-- START Provided material --

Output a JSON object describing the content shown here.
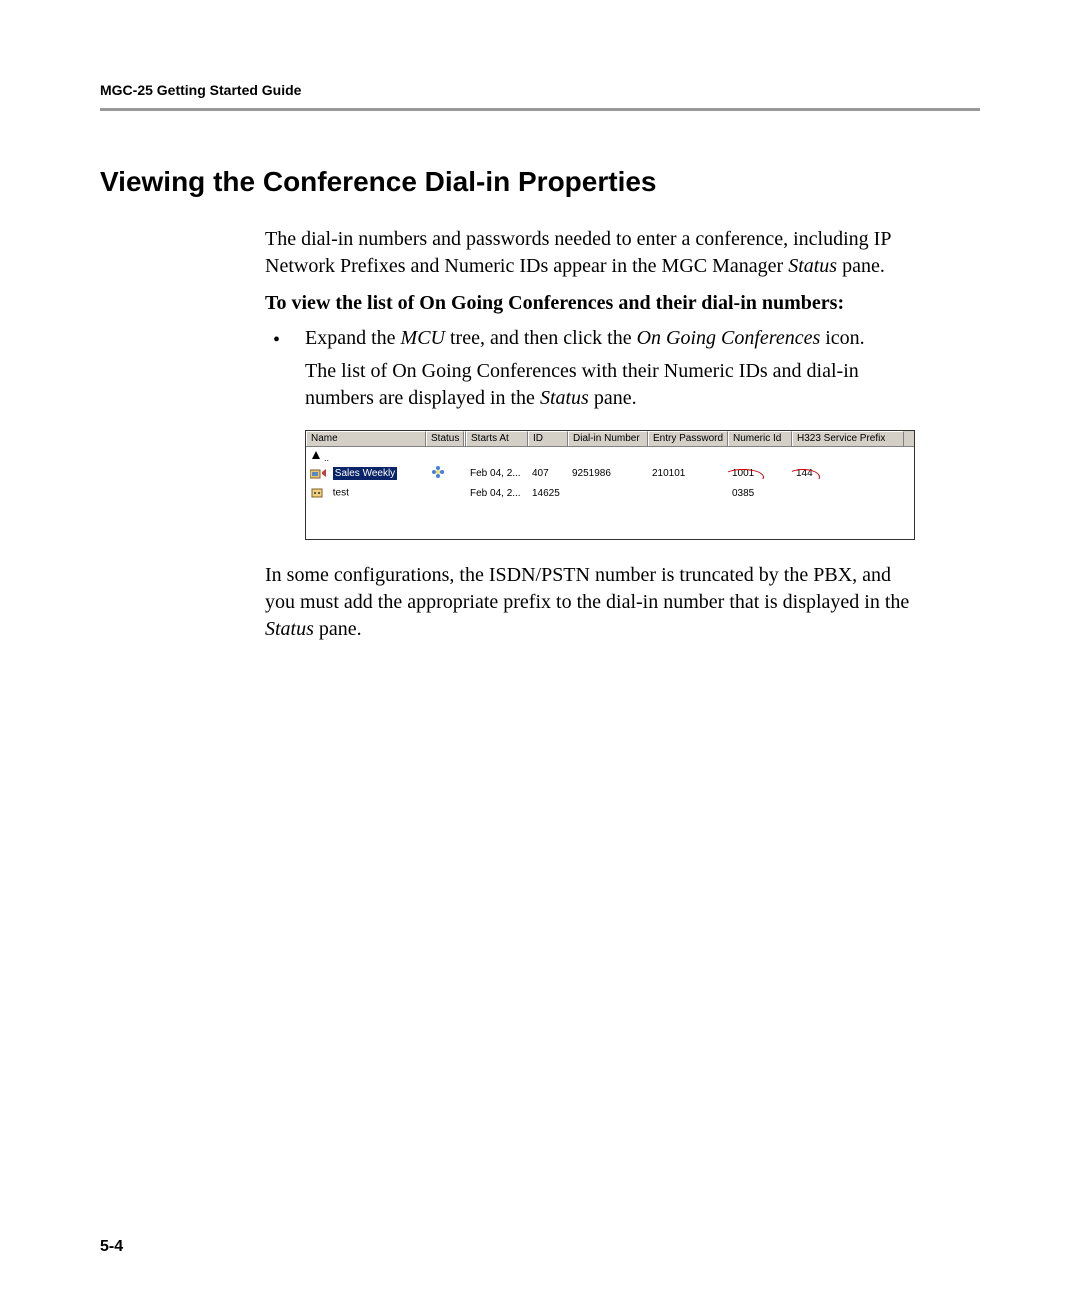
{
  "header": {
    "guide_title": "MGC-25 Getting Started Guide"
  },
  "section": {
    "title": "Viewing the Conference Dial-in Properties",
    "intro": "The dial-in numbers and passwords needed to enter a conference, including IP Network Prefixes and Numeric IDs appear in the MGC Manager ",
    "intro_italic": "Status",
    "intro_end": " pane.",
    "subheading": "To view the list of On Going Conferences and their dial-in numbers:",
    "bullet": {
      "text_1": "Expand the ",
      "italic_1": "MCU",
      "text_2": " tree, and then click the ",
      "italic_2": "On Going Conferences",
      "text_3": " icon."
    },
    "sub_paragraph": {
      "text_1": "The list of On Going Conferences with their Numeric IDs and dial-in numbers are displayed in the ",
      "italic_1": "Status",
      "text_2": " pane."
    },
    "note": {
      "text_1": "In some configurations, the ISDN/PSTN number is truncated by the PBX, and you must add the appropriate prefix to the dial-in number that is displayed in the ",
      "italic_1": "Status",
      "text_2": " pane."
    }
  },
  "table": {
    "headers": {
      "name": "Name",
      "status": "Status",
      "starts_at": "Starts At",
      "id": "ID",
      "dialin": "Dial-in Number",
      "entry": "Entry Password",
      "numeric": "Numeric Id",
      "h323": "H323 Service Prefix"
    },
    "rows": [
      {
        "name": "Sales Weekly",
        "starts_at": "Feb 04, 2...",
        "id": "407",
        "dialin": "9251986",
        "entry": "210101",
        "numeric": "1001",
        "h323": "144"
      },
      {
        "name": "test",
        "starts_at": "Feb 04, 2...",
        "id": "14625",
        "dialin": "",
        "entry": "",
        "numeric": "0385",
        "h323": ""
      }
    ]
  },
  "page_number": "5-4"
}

-- END Provided material --
-- START Provided material --

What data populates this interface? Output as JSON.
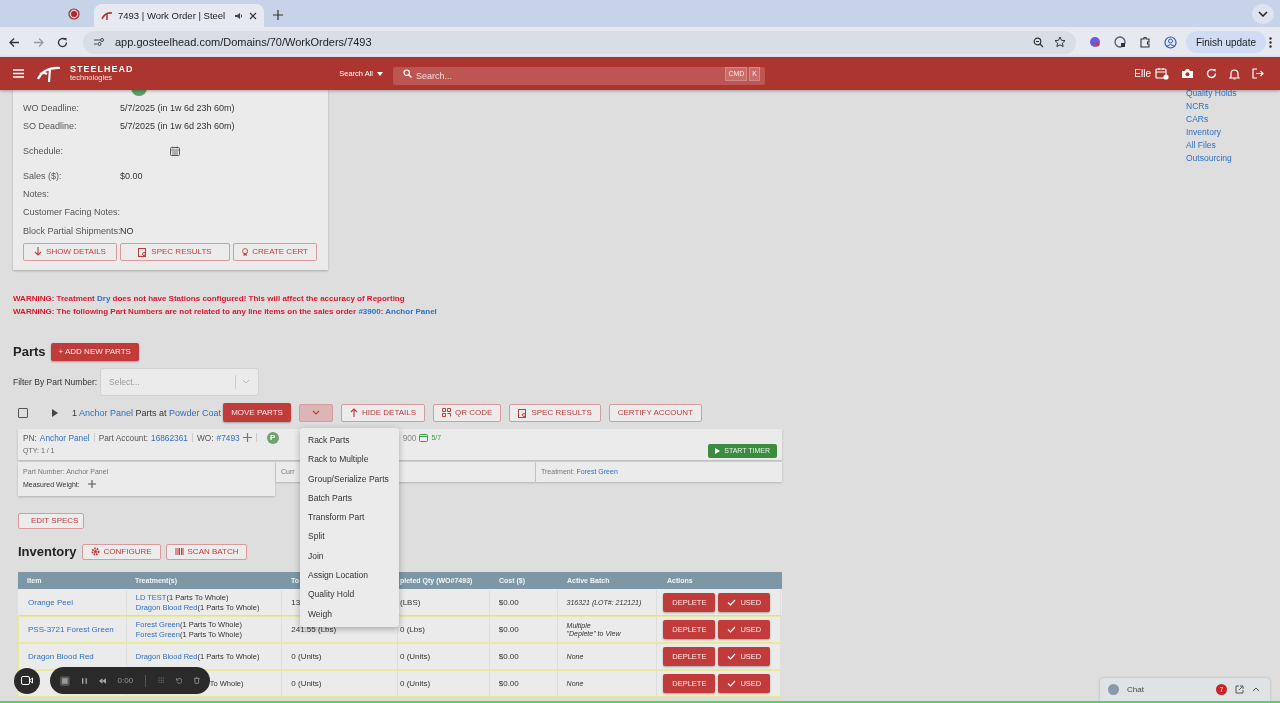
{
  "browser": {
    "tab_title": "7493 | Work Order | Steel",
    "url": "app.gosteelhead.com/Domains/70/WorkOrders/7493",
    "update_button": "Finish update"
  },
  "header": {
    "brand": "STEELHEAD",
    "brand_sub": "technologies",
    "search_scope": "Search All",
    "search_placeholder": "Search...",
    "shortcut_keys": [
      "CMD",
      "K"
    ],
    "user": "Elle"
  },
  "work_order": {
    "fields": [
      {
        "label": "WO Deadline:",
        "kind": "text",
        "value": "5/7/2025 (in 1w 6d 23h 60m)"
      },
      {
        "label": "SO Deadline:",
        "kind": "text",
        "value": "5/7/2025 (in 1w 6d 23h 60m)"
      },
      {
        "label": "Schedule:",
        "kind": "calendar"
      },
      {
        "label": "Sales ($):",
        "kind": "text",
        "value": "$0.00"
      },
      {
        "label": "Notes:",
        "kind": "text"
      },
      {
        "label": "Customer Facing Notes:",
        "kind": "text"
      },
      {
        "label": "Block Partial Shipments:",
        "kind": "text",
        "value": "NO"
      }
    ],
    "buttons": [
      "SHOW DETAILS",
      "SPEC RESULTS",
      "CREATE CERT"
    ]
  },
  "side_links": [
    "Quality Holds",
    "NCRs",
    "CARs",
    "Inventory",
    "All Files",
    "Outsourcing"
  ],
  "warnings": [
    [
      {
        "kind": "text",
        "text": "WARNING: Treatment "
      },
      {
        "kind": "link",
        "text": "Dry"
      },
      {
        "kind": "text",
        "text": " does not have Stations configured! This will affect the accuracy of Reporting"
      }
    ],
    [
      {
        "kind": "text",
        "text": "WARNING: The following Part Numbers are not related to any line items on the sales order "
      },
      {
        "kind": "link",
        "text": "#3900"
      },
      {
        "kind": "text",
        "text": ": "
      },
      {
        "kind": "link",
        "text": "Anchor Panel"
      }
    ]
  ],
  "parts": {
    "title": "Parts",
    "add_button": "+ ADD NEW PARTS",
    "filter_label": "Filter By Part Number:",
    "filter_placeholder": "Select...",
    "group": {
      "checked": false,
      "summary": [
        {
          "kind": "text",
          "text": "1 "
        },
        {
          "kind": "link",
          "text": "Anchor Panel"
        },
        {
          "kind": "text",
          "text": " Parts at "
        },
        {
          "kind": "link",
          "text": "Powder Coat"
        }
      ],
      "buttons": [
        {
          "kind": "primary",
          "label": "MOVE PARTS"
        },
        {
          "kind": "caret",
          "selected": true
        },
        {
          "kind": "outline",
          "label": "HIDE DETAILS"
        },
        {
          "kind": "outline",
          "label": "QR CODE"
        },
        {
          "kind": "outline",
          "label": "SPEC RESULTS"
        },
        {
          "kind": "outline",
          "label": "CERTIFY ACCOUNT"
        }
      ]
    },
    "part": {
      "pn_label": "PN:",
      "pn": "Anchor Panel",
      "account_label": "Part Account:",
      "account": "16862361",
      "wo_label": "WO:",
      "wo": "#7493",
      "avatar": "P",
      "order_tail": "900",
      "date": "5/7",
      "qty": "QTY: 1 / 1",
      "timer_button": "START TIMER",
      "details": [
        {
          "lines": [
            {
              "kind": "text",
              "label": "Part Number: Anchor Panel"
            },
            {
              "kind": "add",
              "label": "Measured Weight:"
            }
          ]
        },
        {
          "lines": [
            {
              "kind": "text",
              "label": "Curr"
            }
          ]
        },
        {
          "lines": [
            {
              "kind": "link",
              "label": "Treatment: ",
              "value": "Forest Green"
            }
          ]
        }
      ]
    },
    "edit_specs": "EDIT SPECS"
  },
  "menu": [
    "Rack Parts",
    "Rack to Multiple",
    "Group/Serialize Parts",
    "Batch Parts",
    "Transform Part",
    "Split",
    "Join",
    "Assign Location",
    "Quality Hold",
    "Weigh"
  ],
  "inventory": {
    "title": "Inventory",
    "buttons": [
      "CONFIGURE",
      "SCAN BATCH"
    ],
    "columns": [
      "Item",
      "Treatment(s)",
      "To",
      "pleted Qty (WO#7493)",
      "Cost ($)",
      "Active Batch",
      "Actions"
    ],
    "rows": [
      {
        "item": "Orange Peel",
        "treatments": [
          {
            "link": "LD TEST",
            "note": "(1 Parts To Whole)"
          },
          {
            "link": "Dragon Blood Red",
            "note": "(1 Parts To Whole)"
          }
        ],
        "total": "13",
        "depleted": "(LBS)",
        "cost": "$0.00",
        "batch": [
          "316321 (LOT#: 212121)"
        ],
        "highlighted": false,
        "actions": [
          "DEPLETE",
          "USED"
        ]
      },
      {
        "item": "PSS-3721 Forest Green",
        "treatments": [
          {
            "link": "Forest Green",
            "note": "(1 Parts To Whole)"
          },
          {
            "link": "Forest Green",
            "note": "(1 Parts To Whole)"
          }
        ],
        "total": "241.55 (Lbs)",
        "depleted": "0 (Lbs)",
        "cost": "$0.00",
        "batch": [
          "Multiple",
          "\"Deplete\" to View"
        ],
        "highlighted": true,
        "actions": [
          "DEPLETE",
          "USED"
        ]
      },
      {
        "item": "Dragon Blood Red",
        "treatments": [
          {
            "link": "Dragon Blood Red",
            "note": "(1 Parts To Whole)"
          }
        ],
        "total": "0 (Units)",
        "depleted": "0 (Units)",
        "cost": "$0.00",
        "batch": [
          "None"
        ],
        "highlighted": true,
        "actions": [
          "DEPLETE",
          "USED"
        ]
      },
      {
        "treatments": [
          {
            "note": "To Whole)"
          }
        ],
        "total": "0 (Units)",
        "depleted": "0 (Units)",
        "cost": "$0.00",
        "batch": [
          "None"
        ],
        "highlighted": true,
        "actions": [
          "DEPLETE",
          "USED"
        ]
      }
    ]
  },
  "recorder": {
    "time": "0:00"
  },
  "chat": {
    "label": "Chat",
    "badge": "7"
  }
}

-- END Provided material --

Instructions for the task: Scan the records above, count the lines with "dialin" in them, and give only the number.

Reply to the task: 3